[Extracted information]
• • • • •

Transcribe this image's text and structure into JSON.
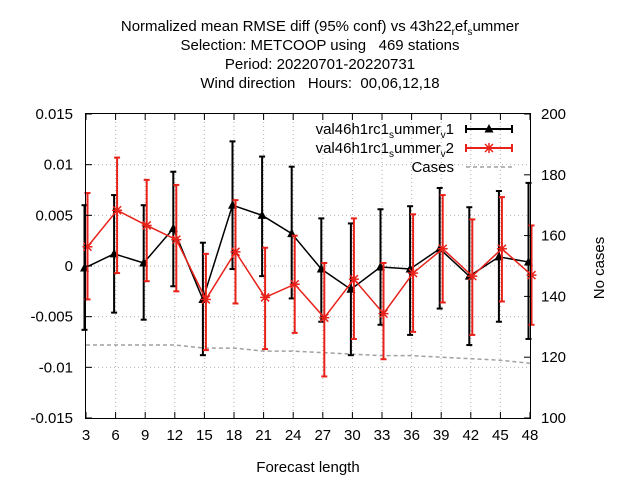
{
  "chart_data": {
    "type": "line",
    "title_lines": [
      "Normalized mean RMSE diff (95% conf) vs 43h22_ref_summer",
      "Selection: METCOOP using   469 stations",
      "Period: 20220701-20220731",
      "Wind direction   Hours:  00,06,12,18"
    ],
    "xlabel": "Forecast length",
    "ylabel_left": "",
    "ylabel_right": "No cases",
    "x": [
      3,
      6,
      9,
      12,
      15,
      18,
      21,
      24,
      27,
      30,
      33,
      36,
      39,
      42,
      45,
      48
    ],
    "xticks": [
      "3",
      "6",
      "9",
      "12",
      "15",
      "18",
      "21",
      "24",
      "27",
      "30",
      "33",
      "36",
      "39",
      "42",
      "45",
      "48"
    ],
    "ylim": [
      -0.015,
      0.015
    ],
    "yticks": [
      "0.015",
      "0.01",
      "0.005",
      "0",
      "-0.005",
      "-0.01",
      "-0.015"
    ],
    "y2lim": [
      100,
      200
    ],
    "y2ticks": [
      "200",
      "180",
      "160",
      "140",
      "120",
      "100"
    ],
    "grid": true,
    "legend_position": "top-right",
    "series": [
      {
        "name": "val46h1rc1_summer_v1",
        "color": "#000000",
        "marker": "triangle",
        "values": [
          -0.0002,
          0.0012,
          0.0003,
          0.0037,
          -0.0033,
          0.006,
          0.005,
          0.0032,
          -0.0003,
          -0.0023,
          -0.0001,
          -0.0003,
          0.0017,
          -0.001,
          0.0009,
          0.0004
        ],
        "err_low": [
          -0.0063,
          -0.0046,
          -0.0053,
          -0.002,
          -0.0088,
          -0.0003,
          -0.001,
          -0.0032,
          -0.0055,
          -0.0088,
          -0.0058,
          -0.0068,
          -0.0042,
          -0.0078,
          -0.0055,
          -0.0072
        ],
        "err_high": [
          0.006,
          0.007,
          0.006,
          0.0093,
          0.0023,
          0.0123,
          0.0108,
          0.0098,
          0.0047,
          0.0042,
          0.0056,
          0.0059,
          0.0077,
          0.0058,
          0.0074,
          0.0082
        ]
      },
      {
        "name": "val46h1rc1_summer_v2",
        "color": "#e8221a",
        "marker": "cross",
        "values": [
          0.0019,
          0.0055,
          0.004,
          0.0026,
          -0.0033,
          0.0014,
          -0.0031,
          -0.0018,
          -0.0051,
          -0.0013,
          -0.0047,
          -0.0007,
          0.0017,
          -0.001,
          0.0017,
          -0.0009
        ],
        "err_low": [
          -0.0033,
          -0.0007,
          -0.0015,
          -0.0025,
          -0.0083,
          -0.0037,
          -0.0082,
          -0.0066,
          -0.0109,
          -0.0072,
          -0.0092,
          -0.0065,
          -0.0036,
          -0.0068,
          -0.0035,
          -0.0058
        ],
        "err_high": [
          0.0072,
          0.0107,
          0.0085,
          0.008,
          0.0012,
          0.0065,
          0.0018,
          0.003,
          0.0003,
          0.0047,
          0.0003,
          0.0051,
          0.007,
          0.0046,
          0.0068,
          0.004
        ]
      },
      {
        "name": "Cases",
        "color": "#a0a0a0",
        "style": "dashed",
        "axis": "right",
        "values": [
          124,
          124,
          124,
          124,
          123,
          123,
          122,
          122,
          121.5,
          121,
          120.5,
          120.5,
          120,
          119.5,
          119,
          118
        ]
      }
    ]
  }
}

• • • • •

[Problem details] Repeat the preceding records precisely, and leave every picture out of the copy.

[Solution to this problem]
Transcribe this image's text and structure into JSON.
{
  "chart_data": {
    "type": "line",
    "title_lines": [
      "Normalized mean RMSE diff (95% conf) vs 43h22_ref_summer",
      "Selection: METCOOP using   469 stations",
      "Period: 20220701-20220731",
      "Wind direction   Hours:  00,06,12,18"
    ],
    "xlabel": "Forecast length",
    "ylabel_left": "",
    "ylabel_right": "No cases",
    "x": [
      3,
      6,
      9,
      12,
      15,
      18,
      21,
      24,
      27,
      30,
      33,
      36,
      39,
      42,
      45,
      48
    ],
    "xticks": [
      "3",
      "6",
      "9",
      "12",
      "15",
      "18",
      "21",
      "24",
      "27",
      "30",
      "33",
      "36",
      "39",
      "42",
      "45",
      "48"
    ],
    "ylim": [
      -0.015,
      0.015
    ],
    "yticks": [
      "0.015",
      "0.01",
      "0.005",
      "0",
      "-0.005",
      "-0.01",
      "-0.015"
    ],
    "y2lim": [
      100,
      200
    ],
    "y2ticks": [
      "200",
      "180",
      "160",
      "140",
      "120",
      "100"
    ],
    "grid": true,
    "legend_position": "top-right",
    "series": [
      {
        "name": "val46h1rc1_summer_v1",
        "color": "#000000",
        "marker": "triangle",
        "values": [
          -0.0002,
          0.0012,
          0.0003,
          0.0037,
          -0.0033,
          0.006,
          0.005,
          0.0032,
          -0.0003,
          -0.0023,
          -0.0001,
          -0.0003,
          0.0017,
          -0.001,
          0.0009,
          0.0004
        ],
        "err_low": [
          -0.0063,
          -0.0046,
          -0.0053,
          -0.002,
          -0.0088,
          -0.0003,
          -0.001,
          -0.0032,
          -0.0055,
          -0.0088,
          -0.0058,
          -0.0068,
          -0.0042,
          -0.0078,
          -0.0055,
          -0.0072
        ],
        "err_high": [
          0.006,
          0.007,
          0.006,
          0.0093,
          0.0023,
          0.0123,
          0.0108,
          0.0098,
          0.0047,
          0.0042,
          0.0056,
          0.0059,
          0.0077,
          0.0058,
          0.0074,
          0.0082
        ]
      },
      {
        "name": "val46h1rc1_summer_v2",
        "color": "#e8221a",
        "marker": "cross",
        "values": [
          0.0019,
          0.0055,
          0.004,
          0.0026,
          -0.0033,
          0.0014,
          -0.0031,
          -0.0018,
          -0.0051,
          -0.0013,
          -0.0047,
          -0.0007,
          0.0017,
          -0.001,
          0.0017,
          -0.0009
        ],
        "err_low": [
          -0.0033,
          -0.0007,
          -0.0015,
          -0.0025,
          -0.0083,
          -0.0037,
          -0.0082,
          -0.0066,
          -0.0109,
          -0.0072,
          -0.0092,
          -0.0065,
          -0.0036,
          -0.0068,
          -0.0035,
          -0.0058
        ],
        "err_high": [
          0.0072,
          0.0107,
          0.0085,
          0.008,
          0.0012,
          0.0065,
          0.0018,
          0.003,
          0.0003,
          0.0047,
          0.0003,
          0.0051,
          0.007,
          0.0046,
          0.0068,
          0.004
        ]
      },
      {
        "name": "Cases",
        "color": "#a0a0a0",
        "style": "dashed",
        "axis": "right",
        "values": [
          124,
          124,
          124,
          124,
          123,
          123,
          122,
          122,
          121.5,
          121,
          120.5,
          120.5,
          120,
          119.5,
          119,
          118
        ]
      }
    ]
  }
}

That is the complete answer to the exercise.